>> start Data records

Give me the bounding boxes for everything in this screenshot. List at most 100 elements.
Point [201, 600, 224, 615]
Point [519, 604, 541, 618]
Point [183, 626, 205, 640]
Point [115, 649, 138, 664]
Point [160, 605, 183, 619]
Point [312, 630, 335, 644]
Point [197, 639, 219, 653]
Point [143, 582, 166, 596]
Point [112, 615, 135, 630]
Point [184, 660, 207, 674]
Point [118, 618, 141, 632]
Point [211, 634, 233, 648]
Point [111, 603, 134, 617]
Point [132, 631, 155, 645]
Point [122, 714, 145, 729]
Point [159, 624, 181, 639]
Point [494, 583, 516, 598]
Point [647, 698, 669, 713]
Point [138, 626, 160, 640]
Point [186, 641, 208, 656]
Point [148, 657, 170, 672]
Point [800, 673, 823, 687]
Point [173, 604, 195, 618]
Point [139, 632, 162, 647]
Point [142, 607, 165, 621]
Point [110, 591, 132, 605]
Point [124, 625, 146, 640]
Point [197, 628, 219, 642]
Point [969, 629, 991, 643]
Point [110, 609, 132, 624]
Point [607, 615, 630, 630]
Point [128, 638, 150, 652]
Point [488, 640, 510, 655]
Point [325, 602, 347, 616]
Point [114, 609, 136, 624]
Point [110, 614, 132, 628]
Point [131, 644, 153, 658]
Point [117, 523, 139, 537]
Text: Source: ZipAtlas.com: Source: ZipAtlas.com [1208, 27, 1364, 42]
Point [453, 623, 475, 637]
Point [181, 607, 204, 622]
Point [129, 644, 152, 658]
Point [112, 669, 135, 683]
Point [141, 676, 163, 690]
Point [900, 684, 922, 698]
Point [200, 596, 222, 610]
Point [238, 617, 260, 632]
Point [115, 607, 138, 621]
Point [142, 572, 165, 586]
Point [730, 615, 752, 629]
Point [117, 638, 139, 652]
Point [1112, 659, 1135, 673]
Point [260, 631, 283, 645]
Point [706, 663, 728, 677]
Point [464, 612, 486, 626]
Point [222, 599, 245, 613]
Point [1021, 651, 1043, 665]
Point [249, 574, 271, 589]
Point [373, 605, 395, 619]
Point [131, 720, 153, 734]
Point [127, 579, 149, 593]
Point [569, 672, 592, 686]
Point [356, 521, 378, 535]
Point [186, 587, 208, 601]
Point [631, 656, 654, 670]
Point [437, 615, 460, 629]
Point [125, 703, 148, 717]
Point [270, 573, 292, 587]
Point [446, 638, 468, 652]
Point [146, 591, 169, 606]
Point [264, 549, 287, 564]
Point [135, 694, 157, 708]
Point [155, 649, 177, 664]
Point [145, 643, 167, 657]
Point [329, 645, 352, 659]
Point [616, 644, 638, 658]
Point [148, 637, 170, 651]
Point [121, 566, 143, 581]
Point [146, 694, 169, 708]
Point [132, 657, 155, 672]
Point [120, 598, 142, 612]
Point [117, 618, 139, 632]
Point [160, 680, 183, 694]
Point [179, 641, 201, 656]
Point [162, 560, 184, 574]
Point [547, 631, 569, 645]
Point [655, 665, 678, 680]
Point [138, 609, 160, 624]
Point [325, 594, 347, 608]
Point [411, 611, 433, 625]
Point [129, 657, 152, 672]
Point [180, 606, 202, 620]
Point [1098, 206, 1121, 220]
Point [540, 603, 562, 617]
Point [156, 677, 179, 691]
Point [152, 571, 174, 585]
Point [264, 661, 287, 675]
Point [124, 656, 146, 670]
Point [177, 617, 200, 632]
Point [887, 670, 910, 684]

>> end Data records

Written problem
Reproduce every line above verbatim, from the first through the last.

Solution to the exercise
Give me the bounding boxes for everything in this screenshot. List at most 100 elements.
Point [201, 600, 224, 615]
Point [519, 604, 541, 618]
Point [183, 626, 205, 640]
Point [115, 649, 138, 664]
Point [160, 605, 183, 619]
Point [312, 630, 335, 644]
Point [197, 639, 219, 653]
Point [143, 582, 166, 596]
Point [112, 615, 135, 630]
Point [184, 660, 207, 674]
Point [118, 618, 141, 632]
Point [211, 634, 233, 648]
Point [111, 603, 134, 617]
Point [132, 631, 155, 645]
Point [122, 714, 145, 729]
Point [159, 624, 181, 639]
Point [494, 583, 516, 598]
Point [647, 698, 669, 713]
Point [138, 626, 160, 640]
Point [186, 641, 208, 656]
Point [148, 657, 170, 672]
Point [800, 673, 823, 687]
Point [173, 604, 195, 618]
Point [139, 632, 162, 647]
Point [142, 607, 165, 621]
Point [110, 591, 132, 605]
Point [124, 625, 146, 640]
Point [197, 628, 219, 642]
Point [969, 629, 991, 643]
Point [110, 609, 132, 624]
Point [607, 615, 630, 630]
Point [128, 638, 150, 652]
Point [488, 640, 510, 655]
Point [325, 602, 347, 616]
Point [114, 609, 136, 624]
Point [110, 614, 132, 628]
Point [131, 644, 153, 658]
Point [117, 523, 139, 537]
Text: Source: ZipAtlas.com: Source: ZipAtlas.com [1208, 27, 1364, 42]
Point [453, 623, 475, 637]
Point [181, 607, 204, 622]
Point [129, 644, 152, 658]
Point [112, 669, 135, 683]
Point [141, 676, 163, 690]
Point [900, 684, 922, 698]
Point [200, 596, 222, 610]
Point [238, 617, 260, 632]
Point [115, 607, 138, 621]
Point [142, 572, 165, 586]
Point [730, 615, 752, 629]
Point [117, 638, 139, 652]
Point [1112, 659, 1135, 673]
Point [260, 631, 283, 645]
Point [706, 663, 728, 677]
Point [464, 612, 486, 626]
Point [222, 599, 245, 613]
Point [1021, 651, 1043, 665]
Point [249, 574, 271, 589]
Point [373, 605, 395, 619]
Point [131, 720, 153, 734]
Point [127, 579, 149, 593]
Point [569, 672, 592, 686]
Point [356, 521, 378, 535]
Point [186, 587, 208, 601]
Point [631, 656, 654, 670]
Point [437, 615, 460, 629]
Point [125, 703, 148, 717]
Point [270, 573, 292, 587]
Point [446, 638, 468, 652]
Point [146, 591, 169, 606]
Point [264, 549, 287, 564]
Point [135, 694, 157, 708]
Point [155, 649, 177, 664]
Point [145, 643, 167, 657]
Point [329, 645, 352, 659]
Point [616, 644, 638, 658]
Point [148, 637, 170, 651]
Point [121, 566, 143, 581]
Point [146, 694, 169, 708]
Point [132, 657, 155, 672]
Point [120, 598, 142, 612]
Point [117, 618, 139, 632]
Point [160, 680, 183, 694]
Point [179, 641, 201, 656]
Point [162, 560, 184, 574]
Point [547, 631, 569, 645]
Point [655, 665, 678, 680]
Point [138, 609, 160, 624]
Point [325, 594, 347, 608]
Point [411, 611, 433, 625]
Point [129, 657, 152, 672]
Point [180, 606, 202, 620]
Point [1098, 206, 1121, 220]
Point [540, 603, 562, 617]
Point [156, 677, 179, 691]
Point [152, 571, 174, 585]
Point [264, 661, 287, 675]
Point [124, 656, 146, 670]
Point [177, 617, 200, 632]
Point [887, 670, 910, 684]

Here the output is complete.